--- RECORDS FOR THIS TASK ---

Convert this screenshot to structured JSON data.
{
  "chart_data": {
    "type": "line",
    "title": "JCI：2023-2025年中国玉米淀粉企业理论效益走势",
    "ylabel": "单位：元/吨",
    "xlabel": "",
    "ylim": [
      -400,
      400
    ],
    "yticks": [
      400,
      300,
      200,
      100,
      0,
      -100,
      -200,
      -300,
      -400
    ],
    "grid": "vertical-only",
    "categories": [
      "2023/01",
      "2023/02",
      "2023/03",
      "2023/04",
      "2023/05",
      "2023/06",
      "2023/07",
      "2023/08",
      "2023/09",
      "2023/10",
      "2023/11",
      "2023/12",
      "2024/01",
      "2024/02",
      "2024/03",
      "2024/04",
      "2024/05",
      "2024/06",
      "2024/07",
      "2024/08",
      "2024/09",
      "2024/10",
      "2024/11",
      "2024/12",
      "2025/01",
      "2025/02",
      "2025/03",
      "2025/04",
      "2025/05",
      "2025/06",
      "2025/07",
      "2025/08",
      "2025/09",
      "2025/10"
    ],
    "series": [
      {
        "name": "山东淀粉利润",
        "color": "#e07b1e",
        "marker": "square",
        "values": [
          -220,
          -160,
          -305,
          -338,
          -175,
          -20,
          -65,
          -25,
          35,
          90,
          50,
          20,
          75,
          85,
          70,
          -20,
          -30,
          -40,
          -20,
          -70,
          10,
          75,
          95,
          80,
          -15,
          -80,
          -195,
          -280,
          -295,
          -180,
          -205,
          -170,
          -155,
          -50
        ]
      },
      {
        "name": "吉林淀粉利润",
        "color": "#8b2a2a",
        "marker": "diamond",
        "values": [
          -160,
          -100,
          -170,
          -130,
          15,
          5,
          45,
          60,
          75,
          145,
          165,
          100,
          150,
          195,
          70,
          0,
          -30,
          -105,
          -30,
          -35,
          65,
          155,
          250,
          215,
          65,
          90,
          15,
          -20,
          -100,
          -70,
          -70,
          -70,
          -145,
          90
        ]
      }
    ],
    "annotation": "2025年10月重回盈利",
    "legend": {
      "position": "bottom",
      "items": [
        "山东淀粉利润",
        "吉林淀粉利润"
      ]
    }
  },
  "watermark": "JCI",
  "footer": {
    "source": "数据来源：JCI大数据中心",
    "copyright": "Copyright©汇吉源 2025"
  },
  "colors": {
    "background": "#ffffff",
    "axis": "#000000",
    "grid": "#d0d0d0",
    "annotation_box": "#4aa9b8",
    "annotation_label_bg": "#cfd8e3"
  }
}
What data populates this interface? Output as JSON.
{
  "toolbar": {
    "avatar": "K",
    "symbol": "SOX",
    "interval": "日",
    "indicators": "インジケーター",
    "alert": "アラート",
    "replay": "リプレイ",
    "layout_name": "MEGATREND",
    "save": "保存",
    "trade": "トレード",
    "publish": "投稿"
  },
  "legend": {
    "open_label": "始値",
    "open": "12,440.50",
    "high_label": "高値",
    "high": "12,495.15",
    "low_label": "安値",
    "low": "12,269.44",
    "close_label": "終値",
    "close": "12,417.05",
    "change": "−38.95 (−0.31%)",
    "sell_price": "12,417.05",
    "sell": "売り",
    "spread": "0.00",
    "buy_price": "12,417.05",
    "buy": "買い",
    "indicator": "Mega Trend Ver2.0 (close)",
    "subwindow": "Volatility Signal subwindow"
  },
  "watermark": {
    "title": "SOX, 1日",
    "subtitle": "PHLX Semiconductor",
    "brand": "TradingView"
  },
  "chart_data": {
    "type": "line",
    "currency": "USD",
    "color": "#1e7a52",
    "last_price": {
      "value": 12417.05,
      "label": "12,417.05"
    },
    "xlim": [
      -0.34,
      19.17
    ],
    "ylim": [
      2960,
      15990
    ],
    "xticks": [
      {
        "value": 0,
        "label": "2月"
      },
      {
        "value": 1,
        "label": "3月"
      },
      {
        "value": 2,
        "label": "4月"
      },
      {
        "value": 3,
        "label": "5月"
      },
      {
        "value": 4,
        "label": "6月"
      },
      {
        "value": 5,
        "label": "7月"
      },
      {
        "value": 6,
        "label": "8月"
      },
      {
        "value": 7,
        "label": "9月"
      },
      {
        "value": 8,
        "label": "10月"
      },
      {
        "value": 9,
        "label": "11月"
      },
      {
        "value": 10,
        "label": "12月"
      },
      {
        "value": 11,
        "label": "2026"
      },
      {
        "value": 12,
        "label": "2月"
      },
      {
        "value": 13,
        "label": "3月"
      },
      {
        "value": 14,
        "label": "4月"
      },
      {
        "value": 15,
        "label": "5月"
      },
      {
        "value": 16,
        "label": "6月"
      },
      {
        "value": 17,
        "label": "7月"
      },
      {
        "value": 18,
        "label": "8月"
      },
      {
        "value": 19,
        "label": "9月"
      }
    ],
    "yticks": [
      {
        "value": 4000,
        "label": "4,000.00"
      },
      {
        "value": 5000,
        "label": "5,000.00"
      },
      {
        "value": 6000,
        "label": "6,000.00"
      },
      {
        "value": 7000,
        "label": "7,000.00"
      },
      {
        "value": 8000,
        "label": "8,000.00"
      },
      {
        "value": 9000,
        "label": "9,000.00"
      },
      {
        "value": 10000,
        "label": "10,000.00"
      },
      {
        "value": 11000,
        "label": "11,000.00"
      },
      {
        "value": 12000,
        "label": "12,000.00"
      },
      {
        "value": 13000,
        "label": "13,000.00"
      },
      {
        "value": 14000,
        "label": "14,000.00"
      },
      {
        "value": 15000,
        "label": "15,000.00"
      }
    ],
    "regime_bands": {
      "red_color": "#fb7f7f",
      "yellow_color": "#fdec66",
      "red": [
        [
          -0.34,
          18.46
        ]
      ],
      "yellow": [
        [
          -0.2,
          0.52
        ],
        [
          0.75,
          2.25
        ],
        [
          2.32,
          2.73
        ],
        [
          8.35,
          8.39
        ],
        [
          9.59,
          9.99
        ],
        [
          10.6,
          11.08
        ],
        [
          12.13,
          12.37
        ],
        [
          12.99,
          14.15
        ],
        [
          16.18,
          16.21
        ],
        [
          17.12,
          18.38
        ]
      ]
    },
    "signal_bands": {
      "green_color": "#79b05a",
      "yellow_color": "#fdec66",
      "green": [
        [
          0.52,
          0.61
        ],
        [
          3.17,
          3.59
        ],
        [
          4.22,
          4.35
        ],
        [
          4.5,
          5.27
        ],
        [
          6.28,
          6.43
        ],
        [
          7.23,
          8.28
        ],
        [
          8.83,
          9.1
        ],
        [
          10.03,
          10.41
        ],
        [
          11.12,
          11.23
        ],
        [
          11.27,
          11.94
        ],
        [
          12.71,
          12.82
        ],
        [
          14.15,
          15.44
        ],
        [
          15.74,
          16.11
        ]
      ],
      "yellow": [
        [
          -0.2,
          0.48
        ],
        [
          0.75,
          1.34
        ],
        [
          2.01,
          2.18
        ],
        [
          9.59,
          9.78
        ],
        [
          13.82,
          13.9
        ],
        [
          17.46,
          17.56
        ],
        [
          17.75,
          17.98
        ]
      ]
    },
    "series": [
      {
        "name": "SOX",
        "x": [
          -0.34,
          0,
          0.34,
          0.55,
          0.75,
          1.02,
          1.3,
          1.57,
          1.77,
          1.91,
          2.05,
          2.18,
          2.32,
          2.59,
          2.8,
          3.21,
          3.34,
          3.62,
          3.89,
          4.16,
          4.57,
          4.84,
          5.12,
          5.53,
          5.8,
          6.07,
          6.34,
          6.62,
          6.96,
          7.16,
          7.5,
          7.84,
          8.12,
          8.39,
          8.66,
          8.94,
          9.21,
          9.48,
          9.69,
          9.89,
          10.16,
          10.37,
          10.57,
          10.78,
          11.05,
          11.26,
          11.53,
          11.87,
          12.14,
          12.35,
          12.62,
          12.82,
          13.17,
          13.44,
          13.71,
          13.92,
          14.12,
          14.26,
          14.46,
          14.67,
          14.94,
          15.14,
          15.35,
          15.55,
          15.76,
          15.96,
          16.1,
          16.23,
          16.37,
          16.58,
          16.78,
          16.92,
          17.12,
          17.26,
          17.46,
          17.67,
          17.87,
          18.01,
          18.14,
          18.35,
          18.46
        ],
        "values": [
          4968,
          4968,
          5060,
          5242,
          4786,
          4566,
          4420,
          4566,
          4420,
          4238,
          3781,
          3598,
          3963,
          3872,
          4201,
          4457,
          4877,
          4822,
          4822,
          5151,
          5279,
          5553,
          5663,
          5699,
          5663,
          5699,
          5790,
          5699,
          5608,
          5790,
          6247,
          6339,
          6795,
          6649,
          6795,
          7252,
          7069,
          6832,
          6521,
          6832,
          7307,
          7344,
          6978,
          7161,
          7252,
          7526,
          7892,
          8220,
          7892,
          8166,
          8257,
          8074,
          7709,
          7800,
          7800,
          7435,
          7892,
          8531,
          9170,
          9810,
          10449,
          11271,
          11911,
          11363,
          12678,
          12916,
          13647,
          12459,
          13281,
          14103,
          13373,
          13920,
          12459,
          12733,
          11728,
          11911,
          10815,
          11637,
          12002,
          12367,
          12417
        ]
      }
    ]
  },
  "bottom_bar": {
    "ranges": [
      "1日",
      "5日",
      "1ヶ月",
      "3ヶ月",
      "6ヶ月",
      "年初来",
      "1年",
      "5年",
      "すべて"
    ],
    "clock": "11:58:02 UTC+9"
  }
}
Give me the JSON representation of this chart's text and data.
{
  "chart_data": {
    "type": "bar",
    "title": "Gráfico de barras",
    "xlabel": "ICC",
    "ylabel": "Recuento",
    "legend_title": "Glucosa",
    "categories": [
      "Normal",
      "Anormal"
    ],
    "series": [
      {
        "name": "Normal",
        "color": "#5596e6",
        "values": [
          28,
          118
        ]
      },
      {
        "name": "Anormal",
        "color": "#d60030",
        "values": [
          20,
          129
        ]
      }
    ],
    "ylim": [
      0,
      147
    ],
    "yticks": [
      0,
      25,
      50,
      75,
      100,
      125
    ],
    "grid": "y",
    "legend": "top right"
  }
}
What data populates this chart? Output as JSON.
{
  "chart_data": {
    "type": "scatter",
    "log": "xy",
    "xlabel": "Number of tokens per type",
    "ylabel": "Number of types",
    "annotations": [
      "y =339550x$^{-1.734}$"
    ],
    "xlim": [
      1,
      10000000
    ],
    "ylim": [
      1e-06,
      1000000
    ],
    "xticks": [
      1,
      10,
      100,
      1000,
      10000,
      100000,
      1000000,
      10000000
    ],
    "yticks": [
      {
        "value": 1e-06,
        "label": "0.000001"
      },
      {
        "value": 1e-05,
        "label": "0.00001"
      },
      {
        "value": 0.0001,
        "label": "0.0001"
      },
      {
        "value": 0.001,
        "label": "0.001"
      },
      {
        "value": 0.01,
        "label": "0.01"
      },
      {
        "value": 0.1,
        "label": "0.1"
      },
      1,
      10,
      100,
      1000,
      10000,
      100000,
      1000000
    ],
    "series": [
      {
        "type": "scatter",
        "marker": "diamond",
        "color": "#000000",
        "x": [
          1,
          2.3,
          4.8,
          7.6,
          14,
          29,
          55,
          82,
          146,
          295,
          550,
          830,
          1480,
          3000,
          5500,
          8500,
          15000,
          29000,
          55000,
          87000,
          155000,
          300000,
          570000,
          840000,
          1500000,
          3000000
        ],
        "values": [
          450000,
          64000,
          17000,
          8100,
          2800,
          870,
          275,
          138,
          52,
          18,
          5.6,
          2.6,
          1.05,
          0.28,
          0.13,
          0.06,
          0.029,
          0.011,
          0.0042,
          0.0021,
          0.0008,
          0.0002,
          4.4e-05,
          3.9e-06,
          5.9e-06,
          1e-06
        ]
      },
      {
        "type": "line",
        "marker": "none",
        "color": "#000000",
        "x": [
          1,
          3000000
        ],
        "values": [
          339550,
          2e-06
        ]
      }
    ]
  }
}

---

Say how many lines in the entries contain the string "marker", and say nothing else.

**PROBLEM SOLUTION**
4